Directive
Return every entry exactly as written.

Entries shown
● ● ● ● ● ● ●
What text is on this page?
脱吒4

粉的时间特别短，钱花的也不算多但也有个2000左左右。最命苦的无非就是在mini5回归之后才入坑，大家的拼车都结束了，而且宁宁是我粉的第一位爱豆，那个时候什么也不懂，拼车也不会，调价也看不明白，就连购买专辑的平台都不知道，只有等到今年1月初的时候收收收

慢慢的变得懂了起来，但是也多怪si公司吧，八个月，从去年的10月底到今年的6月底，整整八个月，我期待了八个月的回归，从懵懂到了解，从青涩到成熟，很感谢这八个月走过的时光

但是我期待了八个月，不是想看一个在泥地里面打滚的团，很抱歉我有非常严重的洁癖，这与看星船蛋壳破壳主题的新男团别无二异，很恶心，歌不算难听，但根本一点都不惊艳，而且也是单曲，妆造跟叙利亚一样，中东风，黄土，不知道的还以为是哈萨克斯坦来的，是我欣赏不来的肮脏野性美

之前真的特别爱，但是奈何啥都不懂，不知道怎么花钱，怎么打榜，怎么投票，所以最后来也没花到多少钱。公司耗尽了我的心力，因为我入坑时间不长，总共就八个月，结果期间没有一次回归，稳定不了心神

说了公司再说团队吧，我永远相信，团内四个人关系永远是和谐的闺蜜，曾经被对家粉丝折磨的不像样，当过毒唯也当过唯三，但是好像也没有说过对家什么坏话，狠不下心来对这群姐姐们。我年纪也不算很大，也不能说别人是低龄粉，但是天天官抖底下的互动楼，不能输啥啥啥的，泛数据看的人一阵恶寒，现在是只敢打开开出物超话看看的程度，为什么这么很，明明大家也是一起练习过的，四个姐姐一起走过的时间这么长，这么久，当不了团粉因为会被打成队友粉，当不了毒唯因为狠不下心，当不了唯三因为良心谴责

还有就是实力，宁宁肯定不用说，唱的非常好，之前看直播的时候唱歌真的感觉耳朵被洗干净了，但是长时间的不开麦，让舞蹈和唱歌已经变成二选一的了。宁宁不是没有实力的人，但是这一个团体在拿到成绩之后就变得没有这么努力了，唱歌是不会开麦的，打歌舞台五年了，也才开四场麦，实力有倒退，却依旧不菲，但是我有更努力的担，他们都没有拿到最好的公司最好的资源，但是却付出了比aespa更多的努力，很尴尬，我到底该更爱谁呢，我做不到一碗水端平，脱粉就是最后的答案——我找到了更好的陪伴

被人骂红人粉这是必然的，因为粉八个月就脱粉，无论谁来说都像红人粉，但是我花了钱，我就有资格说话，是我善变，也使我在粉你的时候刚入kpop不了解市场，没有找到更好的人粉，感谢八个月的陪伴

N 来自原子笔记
● ● ● ● ● ● ●
Answer
What text is on this page?
脱吒4

粉的时间特别短，钱花的也不算多但也有个2000左左右。最命苦的无非就是在mini5回归之后才入坑，大家的拼车都结束了，而且宁宁是我粉的第一位爱豆，那个时候什么也不懂，拼车也不会，调价也看不明白，就连购买专辑的平台都不知道，只有等到今年1月初的时候收收收

慢慢的变得懂了起来，但是也多怪si公司吧，八个月，从去年的10月底到今年的6月底，整整八个月，我期待了八个月的回归，从懵懂到了解，从青涩到成熟，很感谢这八个月走过的时光

但是我期待了八个月，不是想看一个在泥地里面打滚的团，很抱歉我有非常严重的洁癖，这与看星船蛋壳破壳主题的新男团别无二异，很恶心，歌不算难听，但根本一点都不惊艳，而且也是单曲，妆造跟叙利亚一样，中东风，黄土，不知道的还以为是哈萨克斯坦来的，是我欣赏不来的肮脏野性美

之前真的特别爱，但是奈何啥都不懂，不知道怎么花钱，怎么打榜，怎么投票，所以最后来也没花到多少钱。公司耗尽了我的心力，因为我入坑时间不长，总共就八个月，结果期间没有一次回归，稳定不了心神

说了公司再说团队吧，我永远相信，团内四个人关系永远是和谐的闺蜜，曾经被对家粉丝折磨的不像样，当过毒唯也当过唯三，但是好像也没有说过对家什么坏话，狠不下心来对这群姐姐们。我年纪也不算很大，也不能说别人是低龄粉，但是天天官抖底下的互动楼，不能输啥啥啥的，泛数据看的人一阵恶寒，现在是只敢打开开出物超话看看的程度，为什么这么很，明明大家也是一起练习过的，四个姐姐一起走过的时间这么长，这么久，当不了团粉因为会被打成队友粉，当不了毒唯因为狠不下心，当不了唯三因为良心谴责

还有就是实力，宁宁肯定不用说，唱的非常好，之前看直播的时候唱歌真的感觉耳朵被洗干净了，但是长时间的不开麦，让舞蹈和唱歌已经变成二选一的了。宁宁不是没有实力的人，但是这一个团体在拿到成绩之后就变得没有这么努力了，唱歌是不会开麦的，打歌舞台五年了，也才开四场麦，实力有倒退，却依旧不菲，但是我有更努力的担，他们都没有拿到最好的公司最好的资源，但是却付出了比aespa更多的努力，很尴尬，我到底该更爱谁呢，我做不到一碗水端平，脱粉就是最后的答案——我找到了更好的陪伴

被人骂红人粉这是必然的，因为粉八个月就脱粉，无论谁来说都像红人粉，但是我花了钱，我就有资格说话，是我善变，也使我在粉你的时候刚入kpop不了解市场，没有找到更好的人粉，感谢八个月的陪伴

N 来自原子笔记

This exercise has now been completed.